--- start of Dataset entries ---

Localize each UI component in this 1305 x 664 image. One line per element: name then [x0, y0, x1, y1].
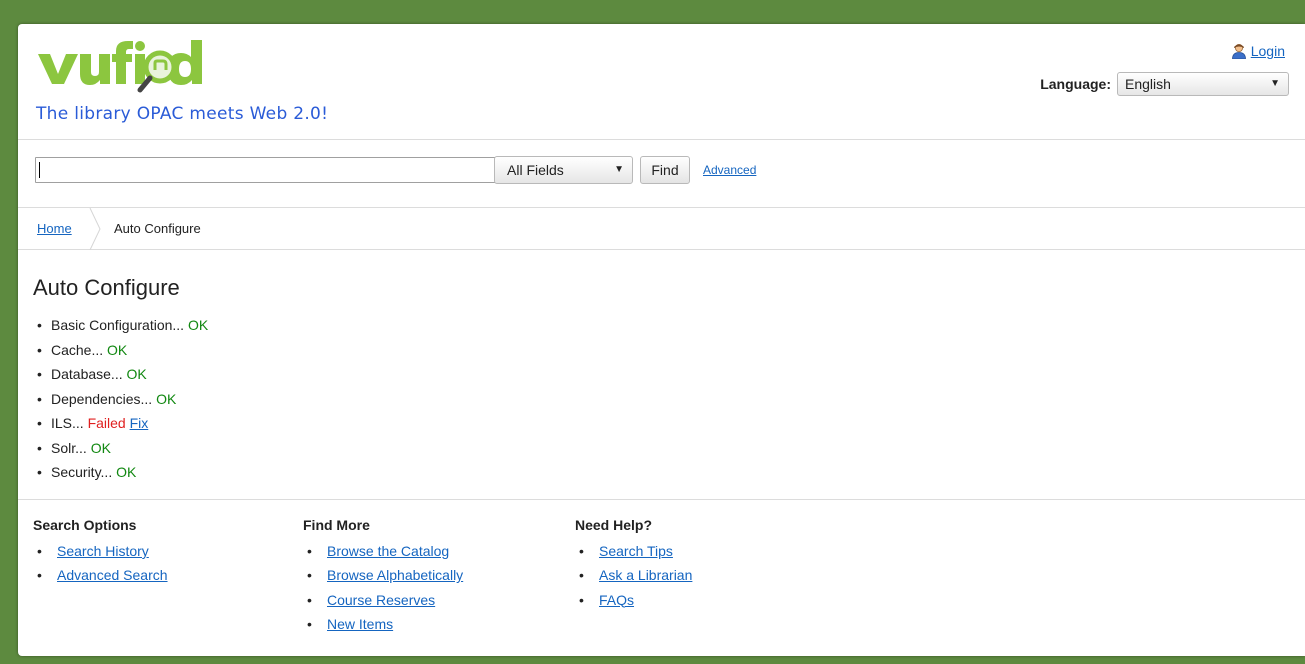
status-ok: OK: [116, 464, 137, 480]
language-select[interactable]: English ▼: [1117, 72, 1289, 96]
check-item: • Cache... OK: [37, 341, 128, 358]
breadcrumb-current: Auto Configure: [114, 221, 201, 236]
list-item: • Ask a Librarian: [579, 567, 693, 584]
page-container: The library OPAC meets Web 2.0! Login La…: [18, 24, 1305, 656]
list-item: • Browse the Catalog: [307, 543, 450, 559]
check-item: • Database... OK: [37, 366, 147, 382]
status-ok: OK: [107, 341, 128, 358]
breadcrumb-separator-icon: [89, 208, 101, 250]
search-history-link[interactable]: Search History: [57, 543, 149, 559]
advanced-search-footer-link[interactable]: Advanced Search: [57, 567, 168, 583]
login: Login: [1231, 43, 1285, 59]
search-input[interactable]: [35, 157, 505, 183]
list-item: • Course Reserves: [307, 591, 436, 608]
search-bar: All Fields ▼ Find Advanced: [18, 140, 1305, 208]
breadcrumb: Home Auto Configure: [18, 208, 1305, 250]
check-label: Solr...: [51, 439, 87, 456]
footer-column-title: Search Options: [33, 517, 137, 533]
check-label: Cache...: [51, 341, 104, 358]
search-type-select[interactable]: All Fields ▼: [494, 156, 633, 184]
footer-column-title: Find More: [303, 517, 370, 533]
browse-alphabetically-link[interactable]: Browse Alphabetically: [327, 567, 463, 583]
config-check-list: • Basic Configuration... OK • Cache... OK …: [33, 313, 208, 485]
login-link[interactable]: Login: [1251, 43, 1285, 59]
check-label: Security...: [51, 464, 113, 480]
find-button[interactable]: Find: [640, 156, 690, 184]
footer: Search Options • Search History • Advanced…: [18, 500, 1305, 654]
check-label: ILS...: [51, 415, 84, 431]
ask-librarian-link[interactable]: Ask a Librarian: [599, 567, 692, 583]
list-item: • Search History: [37, 543, 149, 559]
check-item: • ILS... Failed Fix: [37, 415, 149, 431]
user-icon: [1231, 44, 1246, 59]
chevron-down-icon: ▼: [614, 164, 624, 175]
language-value: English: [1125, 76, 1171, 92]
footer-need-help: Need Help? • Search Tips • Ask a Librarian…: [575, 517, 692, 613]
list-item: • Search Tips: [579, 543, 673, 559]
browse-catalog-link[interactable]: Browse the Catalog: [327, 543, 449, 559]
chevron-down-icon: ▼: [1270, 78, 1280, 89]
check-label: Dependencies...: [51, 390, 153, 407]
advanced-search-link[interactable]: Advanced: [703, 163, 756, 177]
footer-find-more: Find More • Browse the Catalog • Browse Al…: [303, 517, 463, 637]
status-failed: Failed: [87, 415, 126, 431]
status-ok: OK: [156, 390, 177, 407]
main-content: Auto Configure • Basic Configuration... O…: [18, 250, 1305, 500]
list-item: • New Items: [307, 615, 394, 632]
check-label: Database...: [51, 366, 123, 382]
check-label: Basic Configuration...: [51, 317, 185, 333]
faqs-link[interactable]: FAQs: [599, 592, 634, 608]
breadcrumb-home[interactable]: Home: [37, 221, 72, 236]
search-type-value: All Fields: [507, 162, 564, 178]
language-label: Language:: [1040, 76, 1111, 92]
list-item: • Browse Alphabetically: [307, 567, 464, 584]
fix-link[interactable]: Fix: [130, 415, 149, 431]
footer-column-title: Need Help?: [575, 517, 653, 533]
text-caret: [39, 162, 40, 178]
vufind-logo[interactable]: [36, 40, 206, 104]
check-item: • Security... OK: [37, 464, 137, 480]
status-ok: OK: [90, 439, 111, 456]
language-selector: Language: English ▼: [1040, 72, 1289, 96]
check-item: • Basic Configuration... OK: [37, 317, 209, 333]
header: The library OPAC meets Web 2.0! Login La…: [18, 24, 1305, 140]
course-reserves-link[interactable]: Course Reserves: [327, 592, 435, 608]
status-ok: OK: [187, 317, 209, 333]
search-tips-link[interactable]: Search Tips: [599, 543, 673, 559]
list-item: • FAQs: [579, 591, 635, 608]
page-title: Auto Configure: [33, 275, 180, 300]
new-items-link[interactable]: New Items: [327, 616, 393, 632]
check-item: • Dependencies... OK: [37, 390, 177, 407]
footer-search-options: Search Options • Search History • Advanced…: [33, 517, 168, 589]
status-ok: OK: [126, 366, 147, 382]
list-item: • Advanced Search: [37, 567, 168, 584]
tagline: The library OPAC meets Web 2.0!: [36, 104, 329, 124]
check-item: • Solr... OK: [37, 439, 111, 456]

--- end of Dataset entries ---

= Requirements =
Pull out every line of the listing above that contains the word "Configuration", treating uppercase and lowercase letters as different.

= Reply =
config-check-list: • Basic Configuration... OK • Cache... OK …: [33, 313, 208, 485]
main-content: Auto Configure • Basic Configuration... O…: [18, 250, 1305, 500]
check-label: Basic Configuration...: [51, 317, 185, 333]
check-item: • Basic Configuration... OK: [37, 317, 209, 333]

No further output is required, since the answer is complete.